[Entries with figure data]
## BEGIN

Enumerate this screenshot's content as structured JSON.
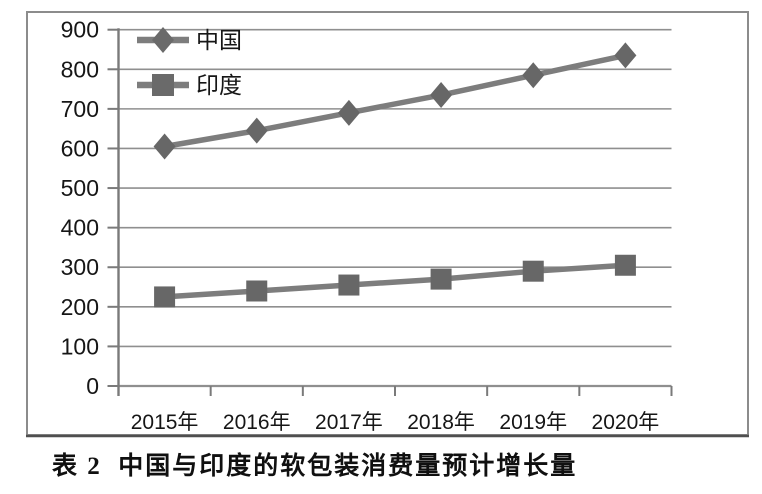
{
  "figure": {
    "caption": "表 2  中国与印度的软包装消费量预计增长量"
  },
  "chart_data": {
    "type": "line",
    "title": "",
    "caption": "表 2 中国与印度的软包装消费量预计增长量",
    "categories": [
      "2015年",
      "2016年",
      "2017年",
      "2018年",
      "2019年",
      "2020年"
    ],
    "series": [
      {
        "name": "中国",
        "marker": "diamond",
        "values": [
          605,
          645,
          690,
          735,
          785,
          835
        ]
      },
      {
        "name": "印度",
        "marker": "square",
        "values": [
          225,
          240,
          255,
          270,
          290,
          305
        ]
      }
    ],
    "xlabel": "",
    "ylabel": "",
    "ylim": [
      0,
      900
    ],
    "yticks": [
      0,
      100,
      200,
      300,
      400,
      500,
      600,
      700,
      800,
      900
    ],
    "grid": true,
    "legend_position": "top-left",
    "colors": {
      "line": "#7d7d7d",
      "marker": "#676767",
      "grid": "#8f8f8f",
      "axis": "#7a7a7a",
      "text": "#161616",
      "border": "#8c8c8c",
      "border_bottom": "#4f4f4f"
    }
  }
}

## END

- **Work to be completed**: Write out again every line above exactly as given; the pictures do not belong in the copy.

- **Task result**:
Enumerate this screenshot's content as structured JSON.
{
  "figure": {
    "caption": "表 2  中国与印度的软包装消费量预计增长量"
  },
  "chart_data": {
    "type": "line",
    "title": "",
    "caption": "表 2 中国与印度的软包装消费量预计增长量",
    "categories": [
      "2015年",
      "2016年",
      "2017年",
      "2018年",
      "2019年",
      "2020年"
    ],
    "series": [
      {
        "name": "中国",
        "marker": "diamond",
        "values": [
          605,
          645,
          690,
          735,
          785,
          835
        ]
      },
      {
        "name": "印度",
        "marker": "square",
        "values": [
          225,
          240,
          255,
          270,
          290,
          305
        ]
      }
    ],
    "xlabel": "",
    "ylabel": "",
    "ylim": [
      0,
      900
    ],
    "yticks": [
      0,
      100,
      200,
      300,
      400,
      500,
      600,
      700,
      800,
      900
    ],
    "grid": true,
    "legend_position": "top-left",
    "colors": {
      "line": "#7d7d7d",
      "marker": "#676767",
      "grid": "#8f8f8f",
      "axis": "#7a7a7a",
      "text": "#161616",
      "border": "#8c8c8c",
      "border_bottom": "#4f4f4f"
    }
  }
}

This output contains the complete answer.